::: Recorded information :::

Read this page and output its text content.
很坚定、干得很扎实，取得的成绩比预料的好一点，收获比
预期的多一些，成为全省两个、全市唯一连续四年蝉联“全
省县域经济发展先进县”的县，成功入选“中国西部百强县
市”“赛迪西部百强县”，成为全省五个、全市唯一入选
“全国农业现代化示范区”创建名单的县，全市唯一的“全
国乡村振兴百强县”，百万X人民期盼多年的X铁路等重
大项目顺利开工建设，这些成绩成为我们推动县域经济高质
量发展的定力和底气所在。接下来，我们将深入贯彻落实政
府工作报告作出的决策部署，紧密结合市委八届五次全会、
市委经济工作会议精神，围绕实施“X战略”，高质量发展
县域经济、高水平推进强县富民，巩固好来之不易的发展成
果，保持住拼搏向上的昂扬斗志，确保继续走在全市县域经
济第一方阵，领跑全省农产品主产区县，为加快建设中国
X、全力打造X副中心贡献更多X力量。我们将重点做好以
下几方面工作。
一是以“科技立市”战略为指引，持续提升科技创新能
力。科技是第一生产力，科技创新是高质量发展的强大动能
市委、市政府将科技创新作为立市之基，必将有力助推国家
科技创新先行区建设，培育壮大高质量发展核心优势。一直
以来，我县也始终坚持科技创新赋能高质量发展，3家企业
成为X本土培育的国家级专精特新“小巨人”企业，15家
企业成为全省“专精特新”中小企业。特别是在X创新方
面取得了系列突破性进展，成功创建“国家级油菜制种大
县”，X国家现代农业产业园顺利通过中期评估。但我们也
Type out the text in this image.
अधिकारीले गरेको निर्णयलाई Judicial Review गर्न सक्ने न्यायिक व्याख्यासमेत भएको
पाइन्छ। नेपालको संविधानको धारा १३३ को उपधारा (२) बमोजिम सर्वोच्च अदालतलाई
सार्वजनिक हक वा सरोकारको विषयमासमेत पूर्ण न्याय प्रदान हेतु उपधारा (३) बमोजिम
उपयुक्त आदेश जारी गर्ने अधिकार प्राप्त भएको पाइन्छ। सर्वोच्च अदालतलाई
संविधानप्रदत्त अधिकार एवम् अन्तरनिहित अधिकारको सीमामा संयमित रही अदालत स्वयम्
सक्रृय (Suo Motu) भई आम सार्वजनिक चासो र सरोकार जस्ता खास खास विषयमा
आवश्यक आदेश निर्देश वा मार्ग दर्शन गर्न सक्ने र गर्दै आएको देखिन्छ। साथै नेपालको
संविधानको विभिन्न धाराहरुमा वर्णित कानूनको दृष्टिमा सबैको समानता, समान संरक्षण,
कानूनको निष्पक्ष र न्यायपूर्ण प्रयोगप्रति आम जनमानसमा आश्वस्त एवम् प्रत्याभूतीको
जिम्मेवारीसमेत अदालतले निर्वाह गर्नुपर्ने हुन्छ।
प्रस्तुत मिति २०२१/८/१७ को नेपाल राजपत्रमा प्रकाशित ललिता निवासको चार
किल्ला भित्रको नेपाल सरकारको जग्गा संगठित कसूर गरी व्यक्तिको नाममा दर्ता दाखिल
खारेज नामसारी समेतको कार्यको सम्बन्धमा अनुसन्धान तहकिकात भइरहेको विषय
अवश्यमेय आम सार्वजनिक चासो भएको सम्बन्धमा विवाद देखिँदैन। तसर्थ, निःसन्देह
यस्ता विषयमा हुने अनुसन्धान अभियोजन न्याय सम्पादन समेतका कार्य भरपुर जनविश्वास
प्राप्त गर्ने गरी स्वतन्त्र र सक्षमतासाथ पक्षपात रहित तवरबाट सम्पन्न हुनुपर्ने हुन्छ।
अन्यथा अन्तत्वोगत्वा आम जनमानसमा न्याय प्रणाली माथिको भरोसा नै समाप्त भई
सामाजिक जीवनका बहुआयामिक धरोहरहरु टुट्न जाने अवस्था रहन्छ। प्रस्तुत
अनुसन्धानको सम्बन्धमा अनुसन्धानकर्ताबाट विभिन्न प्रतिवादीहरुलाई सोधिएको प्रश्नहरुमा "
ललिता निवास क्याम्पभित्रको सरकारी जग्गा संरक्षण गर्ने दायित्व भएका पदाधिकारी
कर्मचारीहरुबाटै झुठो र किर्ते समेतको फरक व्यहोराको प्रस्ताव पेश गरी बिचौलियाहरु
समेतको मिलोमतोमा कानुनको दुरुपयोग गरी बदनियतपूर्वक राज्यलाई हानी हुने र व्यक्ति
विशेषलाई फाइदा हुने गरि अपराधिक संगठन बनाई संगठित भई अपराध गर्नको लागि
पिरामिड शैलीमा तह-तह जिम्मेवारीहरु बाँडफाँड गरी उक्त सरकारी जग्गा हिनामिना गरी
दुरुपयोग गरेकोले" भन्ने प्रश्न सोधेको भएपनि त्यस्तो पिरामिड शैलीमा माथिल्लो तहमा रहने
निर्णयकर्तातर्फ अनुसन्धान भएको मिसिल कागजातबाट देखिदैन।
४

:::

● Exercise brief
Select every line above that contains the word "text", and copy it.

● Full solution
Read this page and output its text content.
Type out the text in this image.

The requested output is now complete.